### Problem to solve
Copy out every line in the rows below without changing anything.

### Entries shown

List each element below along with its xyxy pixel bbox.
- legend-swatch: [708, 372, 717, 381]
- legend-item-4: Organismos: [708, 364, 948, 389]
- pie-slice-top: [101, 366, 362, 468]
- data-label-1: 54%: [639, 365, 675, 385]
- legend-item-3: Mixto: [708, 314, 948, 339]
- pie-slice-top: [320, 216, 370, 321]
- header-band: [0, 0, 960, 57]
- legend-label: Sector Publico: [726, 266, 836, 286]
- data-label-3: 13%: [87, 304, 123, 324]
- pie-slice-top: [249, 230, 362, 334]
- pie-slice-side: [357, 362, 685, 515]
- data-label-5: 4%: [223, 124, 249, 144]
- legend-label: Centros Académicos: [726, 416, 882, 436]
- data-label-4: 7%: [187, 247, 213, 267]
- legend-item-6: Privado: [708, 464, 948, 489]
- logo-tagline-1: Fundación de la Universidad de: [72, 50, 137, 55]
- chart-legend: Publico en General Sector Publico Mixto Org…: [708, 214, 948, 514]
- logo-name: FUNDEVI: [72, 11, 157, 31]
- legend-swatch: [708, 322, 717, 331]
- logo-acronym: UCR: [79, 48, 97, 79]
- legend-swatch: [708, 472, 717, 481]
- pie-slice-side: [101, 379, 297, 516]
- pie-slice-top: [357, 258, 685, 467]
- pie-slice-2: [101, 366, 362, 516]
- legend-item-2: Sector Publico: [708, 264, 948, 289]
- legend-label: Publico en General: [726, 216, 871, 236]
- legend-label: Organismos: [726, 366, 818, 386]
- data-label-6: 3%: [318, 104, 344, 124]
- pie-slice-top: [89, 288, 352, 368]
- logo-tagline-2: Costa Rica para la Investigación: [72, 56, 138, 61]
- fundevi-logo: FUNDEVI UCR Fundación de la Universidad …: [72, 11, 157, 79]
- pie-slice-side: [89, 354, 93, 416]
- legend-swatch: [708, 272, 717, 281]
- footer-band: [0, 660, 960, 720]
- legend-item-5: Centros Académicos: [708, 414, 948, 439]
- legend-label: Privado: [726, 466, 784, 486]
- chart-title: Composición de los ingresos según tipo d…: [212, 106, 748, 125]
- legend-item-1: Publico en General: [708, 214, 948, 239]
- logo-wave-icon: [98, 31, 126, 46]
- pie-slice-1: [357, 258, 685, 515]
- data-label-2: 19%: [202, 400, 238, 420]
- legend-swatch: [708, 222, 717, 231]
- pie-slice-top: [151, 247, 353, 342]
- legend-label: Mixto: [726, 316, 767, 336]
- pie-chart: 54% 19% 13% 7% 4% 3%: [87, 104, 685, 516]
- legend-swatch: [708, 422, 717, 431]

### Solution for this exercise
List each element below along with its xyxy pixel bbox.
- legend-swatch: [708, 372, 717, 381]
- legend-item-4: Organismos: [708, 364, 948, 389]
- pie-slice-top: [101, 366, 362, 468]
- data-label-1: 54%: [639, 365, 675, 385]
- legend-item-3: Mixto: [708, 314, 948, 339]
- pie-slice-top: [320, 216, 370, 321]
- header-band: [0, 0, 960, 57]
- legend-label: Sector Publico: [726, 266, 836, 286]
- data-label-3: 13%: [87, 304, 123, 324]
- pie-slice-top: [249, 230, 362, 334]
- pie-slice-side: [357, 362, 685, 515]
- data-label-5: 4%: [223, 124, 249, 144]
- legend-label: Centros Académicos: [726, 416, 882, 436]
- data-label-4: 7%: [187, 247, 213, 267]
- legend-item-6: Privado: [708, 464, 948, 489]
- logo-tagline-1: Fundación de la Universidad de: [72, 50, 137, 55]
- chart-legend: Publico en General Sector Publico Mixto Org…: [708, 214, 948, 514]
- logo-name: FUNDEVI: [72, 11, 157, 31]
- legend-swatch: [708, 322, 717, 331]
- logo-acronym: UCR: [79, 48, 97, 79]
- legend-swatch: [708, 472, 717, 481]
- pie-slice-side: [101, 379, 297, 516]
- pie-slice-top: [357, 258, 685, 467]
- pie-slice-2: [101, 366, 362, 516]
- legend-item-2: Sector Publico: [708, 264, 948, 289]
- legend-label: Publico en General: [726, 216, 871, 236]
- legend-label: Organismos: [726, 366, 818, 386]
- data-label-6: 3%: [318, 104, 344, 124]
- pie-slice-top: [89, 288, 352, 368]
- logo-tagline-2: Costa Rica para la Investigación: [72, 56, 138, 61]
- fundevi-logo: FUNDEVI UCR Fundación de la Universidad …: [72, 11, 157, 79]
- pie-slice-side: [89, 354, 93, 416]
- legend-swatch: [708, 272, 717, 281]
- footer-band: [0, 660, 960, 720]
- legend-item-5: Centros Académicos: [708, 414, 948, 439]
- legend-label: Privado: [726, 466, 784, 486]
- chart-title: Composición de los ingresos según tipo d…: [212, 106, 748, 125]
- legend-item-1: Publico en General: [708, 214, 948, 239]
- logo-wave-icon: [98, 31, 126, 46]
- pie-slice-1: [357, 258, 685, 515]
- data-label-2: 19%: [202, 400, 238, 420]
- legend-swatch: [708, 222, 717, 231]
- pie-slice-top: [151, 247, 353, 342]
- legend-label: Mixto: [726, 316, 767, 336]
- pie-chart: 54% 19% 13% 7% 4% 3%: [87, 104, 685, 516]
- legend-swatch: [708, 422, 717, 431]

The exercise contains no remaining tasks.